[Short exercise]
Gather, from the listing beneath this task, every line holding the string "structured".
===============
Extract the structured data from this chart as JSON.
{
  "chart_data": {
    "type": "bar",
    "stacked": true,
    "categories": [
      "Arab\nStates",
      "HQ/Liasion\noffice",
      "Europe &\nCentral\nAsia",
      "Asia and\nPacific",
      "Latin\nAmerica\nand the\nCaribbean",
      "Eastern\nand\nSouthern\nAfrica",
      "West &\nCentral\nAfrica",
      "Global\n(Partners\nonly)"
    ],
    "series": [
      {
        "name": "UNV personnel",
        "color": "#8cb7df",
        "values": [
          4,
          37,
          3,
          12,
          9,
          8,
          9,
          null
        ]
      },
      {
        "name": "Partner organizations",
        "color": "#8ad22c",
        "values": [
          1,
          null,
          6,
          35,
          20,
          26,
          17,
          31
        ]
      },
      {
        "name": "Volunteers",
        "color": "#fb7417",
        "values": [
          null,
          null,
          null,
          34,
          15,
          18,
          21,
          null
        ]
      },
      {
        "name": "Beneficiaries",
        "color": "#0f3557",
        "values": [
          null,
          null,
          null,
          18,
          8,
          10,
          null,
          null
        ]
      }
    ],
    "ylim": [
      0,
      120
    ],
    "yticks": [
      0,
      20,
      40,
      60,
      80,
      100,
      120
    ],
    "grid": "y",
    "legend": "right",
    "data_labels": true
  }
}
===============
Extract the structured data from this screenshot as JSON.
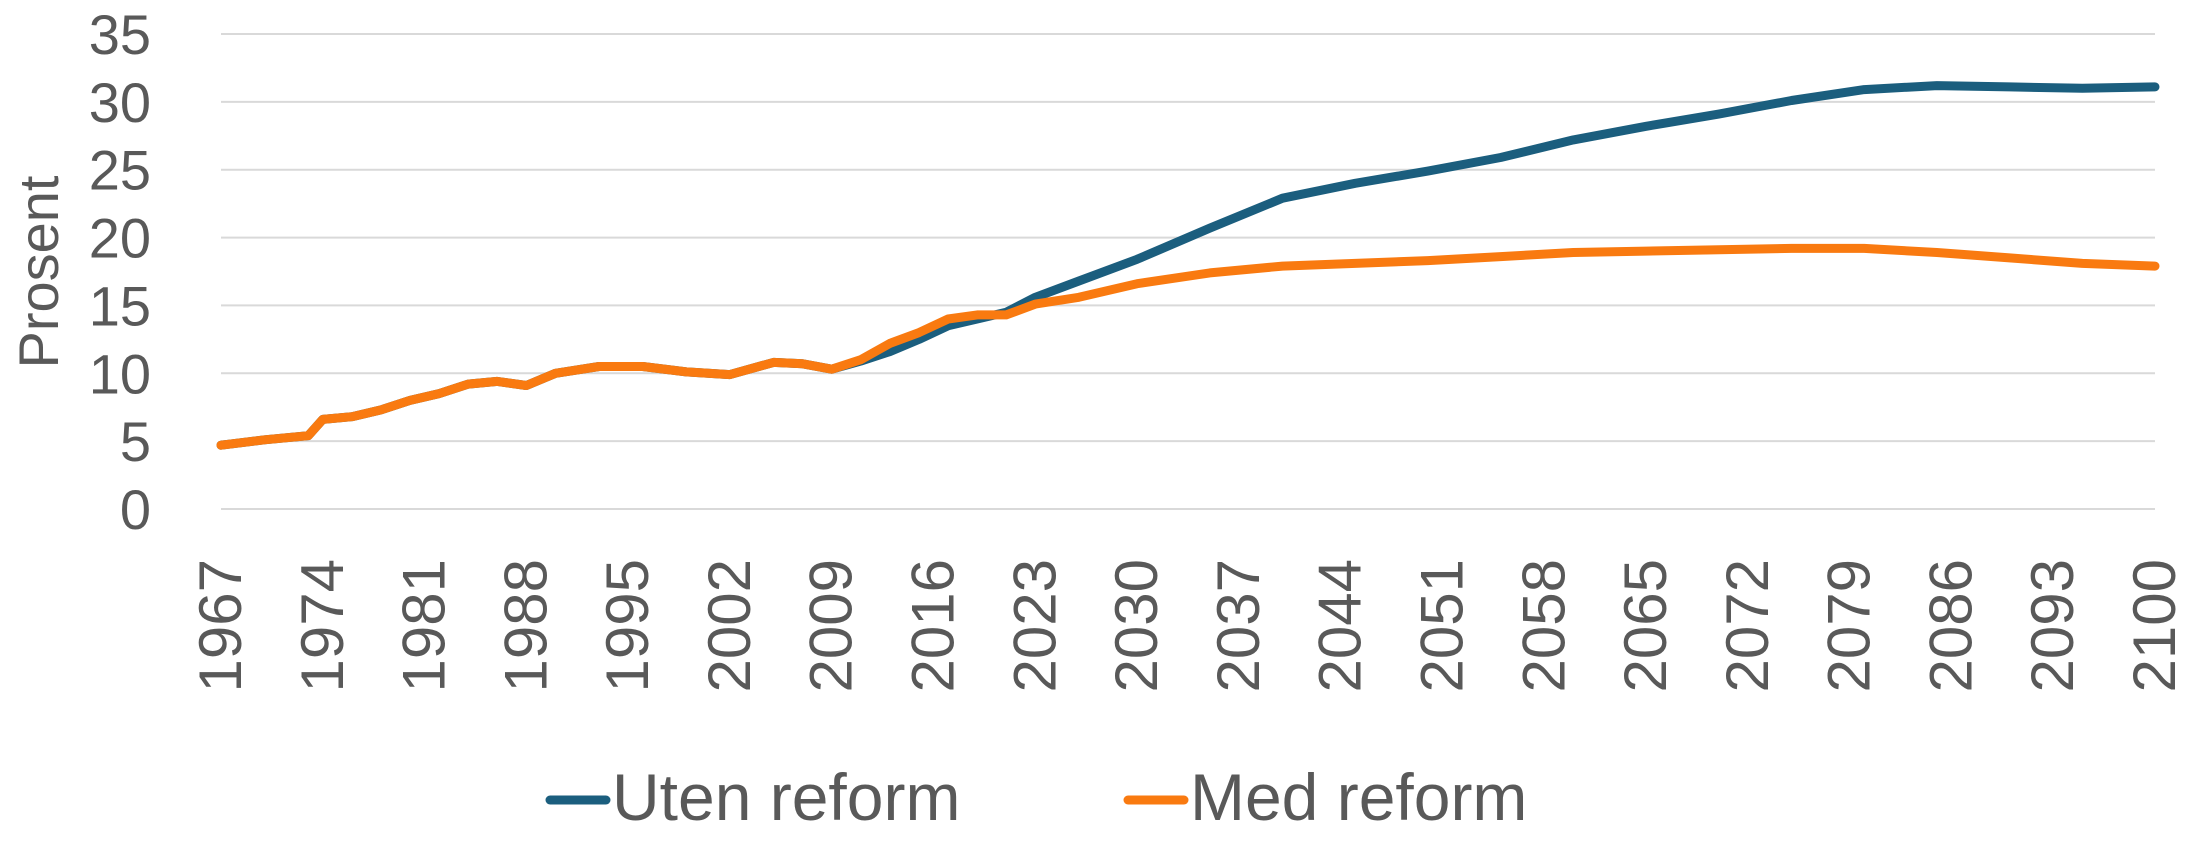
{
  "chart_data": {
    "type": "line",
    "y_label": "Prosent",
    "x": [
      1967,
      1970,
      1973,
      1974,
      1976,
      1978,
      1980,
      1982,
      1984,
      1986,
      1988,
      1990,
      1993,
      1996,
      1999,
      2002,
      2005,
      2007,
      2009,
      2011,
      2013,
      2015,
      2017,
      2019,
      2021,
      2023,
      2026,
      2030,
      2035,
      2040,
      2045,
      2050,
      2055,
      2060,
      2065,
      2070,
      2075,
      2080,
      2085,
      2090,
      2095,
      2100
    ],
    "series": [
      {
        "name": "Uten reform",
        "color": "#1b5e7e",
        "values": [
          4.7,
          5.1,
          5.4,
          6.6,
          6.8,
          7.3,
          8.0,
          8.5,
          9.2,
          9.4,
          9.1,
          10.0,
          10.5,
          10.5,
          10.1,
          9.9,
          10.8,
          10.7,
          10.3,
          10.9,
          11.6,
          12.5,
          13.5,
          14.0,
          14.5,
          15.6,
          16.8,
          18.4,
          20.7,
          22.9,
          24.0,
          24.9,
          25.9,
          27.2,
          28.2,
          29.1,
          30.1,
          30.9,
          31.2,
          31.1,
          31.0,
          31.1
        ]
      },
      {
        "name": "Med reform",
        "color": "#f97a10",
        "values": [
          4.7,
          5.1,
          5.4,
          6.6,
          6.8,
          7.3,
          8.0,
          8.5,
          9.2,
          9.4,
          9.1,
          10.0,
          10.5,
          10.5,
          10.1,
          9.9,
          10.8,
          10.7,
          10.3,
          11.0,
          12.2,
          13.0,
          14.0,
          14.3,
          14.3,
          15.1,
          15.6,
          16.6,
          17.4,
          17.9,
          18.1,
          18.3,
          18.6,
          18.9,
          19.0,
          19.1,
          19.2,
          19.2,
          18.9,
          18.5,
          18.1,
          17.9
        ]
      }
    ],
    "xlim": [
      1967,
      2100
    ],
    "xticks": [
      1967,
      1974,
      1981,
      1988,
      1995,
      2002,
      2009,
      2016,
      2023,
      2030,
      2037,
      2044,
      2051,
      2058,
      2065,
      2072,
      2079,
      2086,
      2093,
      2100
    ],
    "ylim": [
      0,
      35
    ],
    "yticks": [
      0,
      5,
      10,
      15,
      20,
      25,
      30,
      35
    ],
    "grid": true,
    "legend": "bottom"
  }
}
===============
[Answer below]
Extract the structured data from this chart as JSON.
Extract the structured data from this screenshot as JSON.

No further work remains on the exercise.